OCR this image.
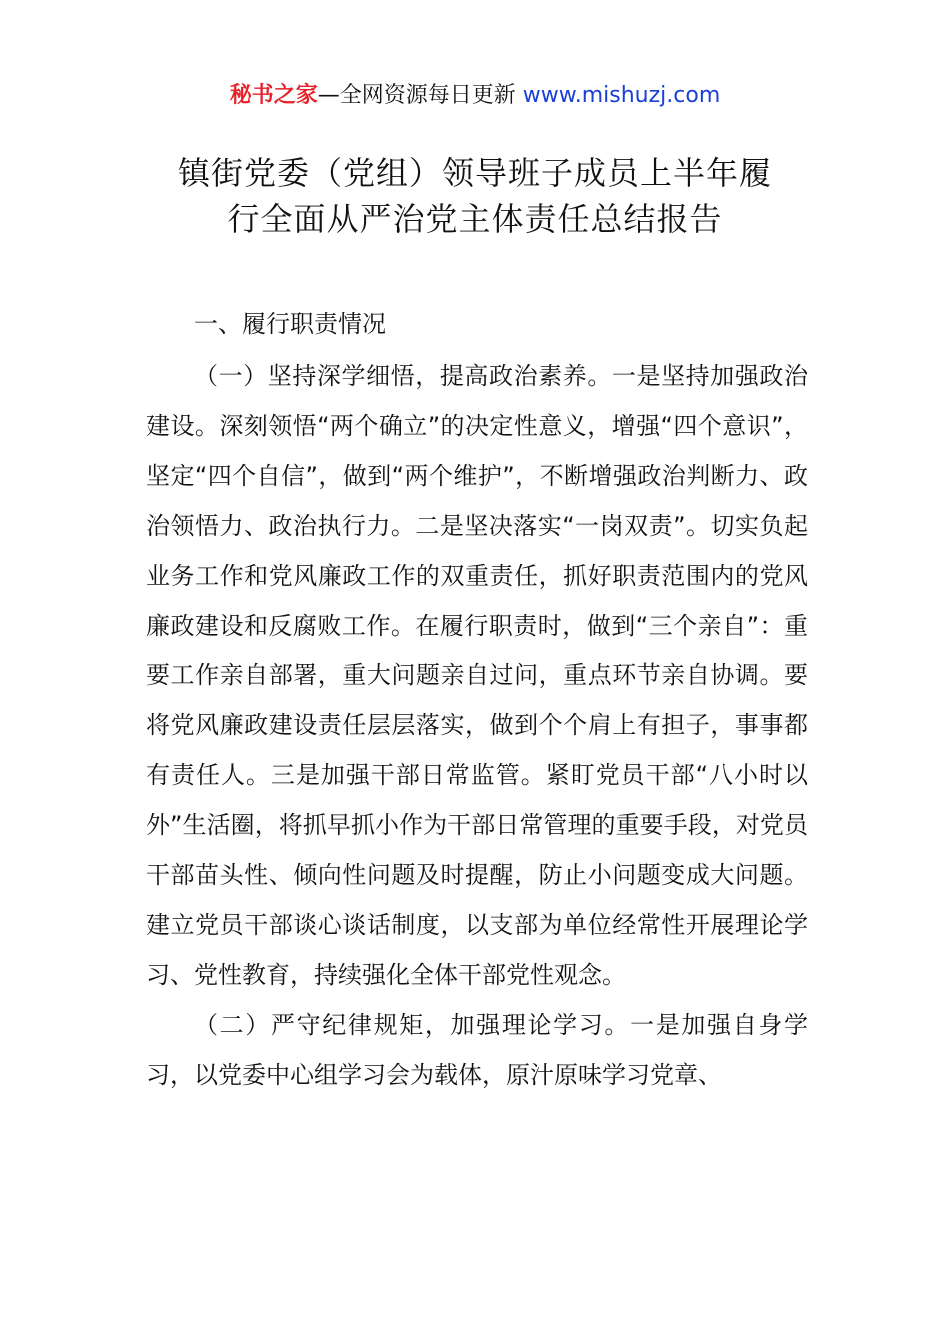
秘书之家—全网资源每日更新 www.mishuzj.com
镇街党委（党组）领导班子成员上半年履
行全面从严治党主体责任总结报告
一、履行职责情况

（一）坚持深学细悟，提高政治素养。一是坚持加强政治建设。深刻领悟“两个确立”的决定性意义，增强“四个意识”，坚定“四个自信”，做到“两个维护”，不断增强政治判断力、政治领悟力、政治执行力。二是坚决落实“一岗双责”。切实负起业务工作和党风廉政工作的双重责任，抓好职责范围内的党风廉政建设和反腐败工作。在履行职责时，做到“三个亲自”：重要工作亲自部署，重大问题亲自过问，重点环节亲自协调。要将党风廉政建设责任层层落实，做到个个肩上有担子，事事都有责任人。三是加强干部日常监管。紧盯党员干部“八小时以外”生活圈，将抓早抓小作为干部日常管理的重要手段，对党员干部苗头性、倾向性问题及时提醒，防止小问题变成大问题。建立党员干部谈心谈话制度，以支部为单位经常性开展理论学习、党性教育，持续强化全体干部党性观念。

（二）严守纪律规矩，加强理论学习。一是加强自身学习，以党委中心组学习会为载体，原汁原味学习党章、
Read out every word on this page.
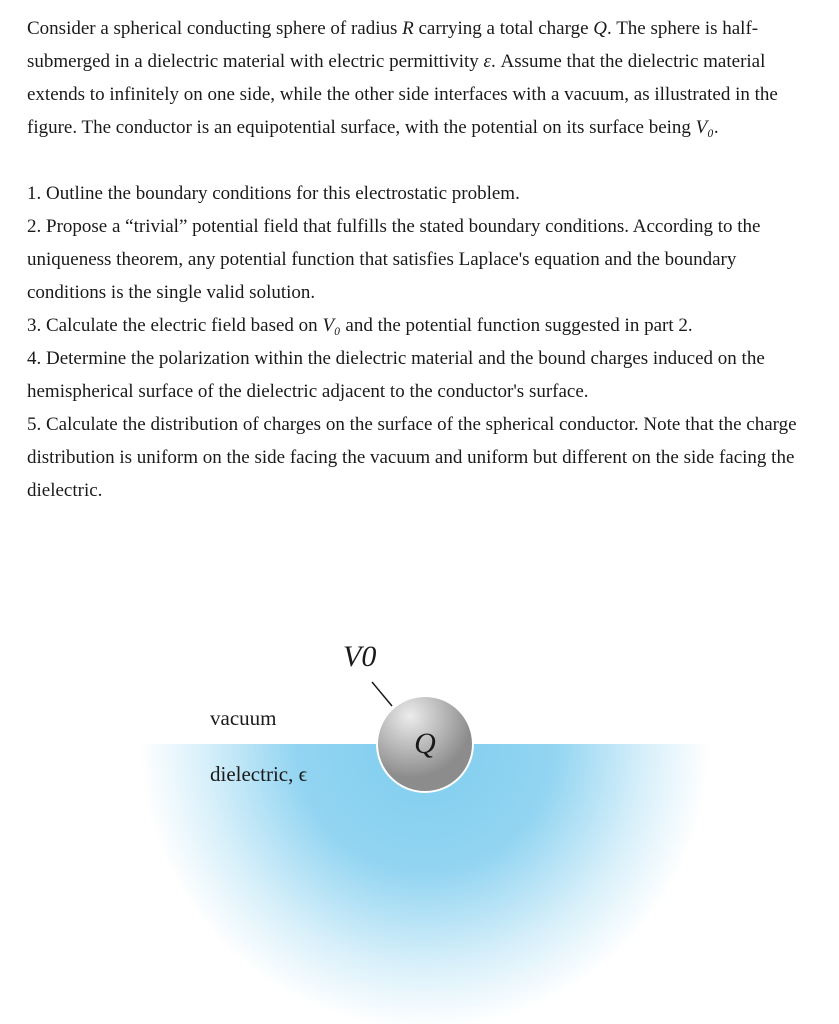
Consider a spherical conducting sphere of radius R carrying a total charge Q. The sphere is half-submerged in a dielectric material with electric permittivity ε. Assume that the dielectric material extends to infinitely on one side, while the other side interfaces with a vacuum, as illustrated in the figure. The conductor is an equipotential surface, with the potential on its surface being V₀.

1. Outline the boundary conditions for this electrostatic problem.

2. Propose a “trivial” potential field that fulfills the stated boundary conditions. According to the uniqueness theorem, any potential function that satisfies Laplace's equation and the boundary conditions is the single valid solution.

3. Calculate the electric field based on V₀ and the potential function suggested in part 2.

4. Determine the polarization within the dielectric material and the bound charges induced on the hemispherical surface of the dielectric adjacent to the conductor's surface.

5. Calculate the distribution of charges on the surface of the spherical conductor. Note that the charge distribution is uniform on the side facing the vacuum and uniform but different on the side facing the dielectric.

Q
V0
vacuum
dielectric, ϵ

> [Exercise description]
The lines to be extracted begin at the line containing "Read out every word on this page." and continue through the final line of the material above, both ends included. Reproduce them exactly, without the pictures.

> [Answer to this problem]
Read out every word on this page.
Consider a spherical conducting sphere of radius R carrying a total charge Q. The sphere is half-submerged in a dielectric material with electric permittivity ε. Assume that the dielectric material extends to infinitely on one side, while the other side interfaces with a vacuum, as illustrated in the figure. The conductor is an equipotential surface, with the potential on its surface being V₀.

1. Outline the boundary conditions for this electrostatic problem.

2. Propose a “trivial” potential field that fulfills the stated boundary conditions. According to the uniqueness theorem, any potential function that satisfies Laplace's equation and the boundary conditions is the single valid solution.

3. Calculate the electric field based on V₀ and the potential function suggested in part 2.

4. Determine the polarization within the dielectric material and the bound charges induced on the hemispherical surface of the dielectric adjacent to the conductor's surface.

5. Calculate the distribution of charges on the surface of the spherical conductor. Note that the charge distribution is uniform on the side facing the vacuum and uniform but different on the side facing the dielectric.

Q
V0
vacuum
dielectric, ϵ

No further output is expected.